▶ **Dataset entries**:
========
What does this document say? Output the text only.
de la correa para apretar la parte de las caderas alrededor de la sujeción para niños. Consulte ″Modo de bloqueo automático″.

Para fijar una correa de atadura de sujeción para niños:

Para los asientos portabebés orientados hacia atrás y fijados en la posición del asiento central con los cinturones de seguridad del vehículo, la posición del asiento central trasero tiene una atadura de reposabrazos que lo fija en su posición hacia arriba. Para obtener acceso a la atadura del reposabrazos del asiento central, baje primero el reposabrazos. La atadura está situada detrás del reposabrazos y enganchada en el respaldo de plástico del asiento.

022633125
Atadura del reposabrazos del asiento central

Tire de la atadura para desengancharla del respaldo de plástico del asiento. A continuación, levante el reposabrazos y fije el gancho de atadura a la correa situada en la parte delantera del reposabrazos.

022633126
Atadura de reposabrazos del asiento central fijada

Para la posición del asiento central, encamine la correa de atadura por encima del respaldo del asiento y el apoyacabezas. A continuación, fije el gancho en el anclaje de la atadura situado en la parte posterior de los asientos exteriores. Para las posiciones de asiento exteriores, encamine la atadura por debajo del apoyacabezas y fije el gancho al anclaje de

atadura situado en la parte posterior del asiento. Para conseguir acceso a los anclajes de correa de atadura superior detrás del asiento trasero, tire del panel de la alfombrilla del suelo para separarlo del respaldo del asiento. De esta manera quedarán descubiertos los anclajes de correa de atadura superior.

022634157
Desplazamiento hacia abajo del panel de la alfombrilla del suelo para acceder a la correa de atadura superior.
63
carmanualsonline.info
========
The lines above should be duplicated exactly.

▶ **WRITTEN RESPONSE**:
What does this document say? Output the text only.
de la correa para apretar la parte de las caderas alrededor de la sujeción para niños. Consulte ″Modo de bloqueo automático″.

Para fijar una correa de atadura de sujeción para niños:

Para los asientos portabebés orientados hacia atrás y fijados en la posición del asiento central con los cinturones de seguridad del vehículo, la posición del asiento central trasero tiene una atadura de reposabrazos que lo fija en su posición hacia arriba. Para obtener acceso a la atadura del reposabrazos del asiento central, baje primero el reposabrazos. La atadura está situada detrás del reposabrazos y enganchada en el respaldo de plástico del asiento.

022633125
Atadura del reposabrazos del asiento central

Tire de la atadura para desengancharla del respaldo de plástico del asiento. A continuación, levante el reposabrazos y fije el gancho de atadura a la correa situada en la parte delantera del reposabrazos.

022633126
Atadura de reposabrazos del asiento central fijada

Para la posición del asiento central, encamine la correa de atadura por encima del respaldo del asiento y el apoyacabezas. A continuación, fije el gancho en el anclaje de la atadura situado en la parte posterior de los asientos exteriores. Para las posiciones de asiento exteriores, encamine la atadura por debajo del apoyacabezas y fije el gancho al anclaje de

atadura situado en la parte posterior del asiento. Para conseguir acceso a los anclajes de correa de atadura superior detrás del asiento trasero, tire del panel de la alfombrilla del suelo para separarlo del respaldo del asiento. De esta manera quedarán descubiertos los anclajes de correa de atadura superior.

022634157
Desplazamiento hacia abajo del panel de la alfombrilla del suelo para acceder a la correa de atadura superior.
63
carmanualsonline.info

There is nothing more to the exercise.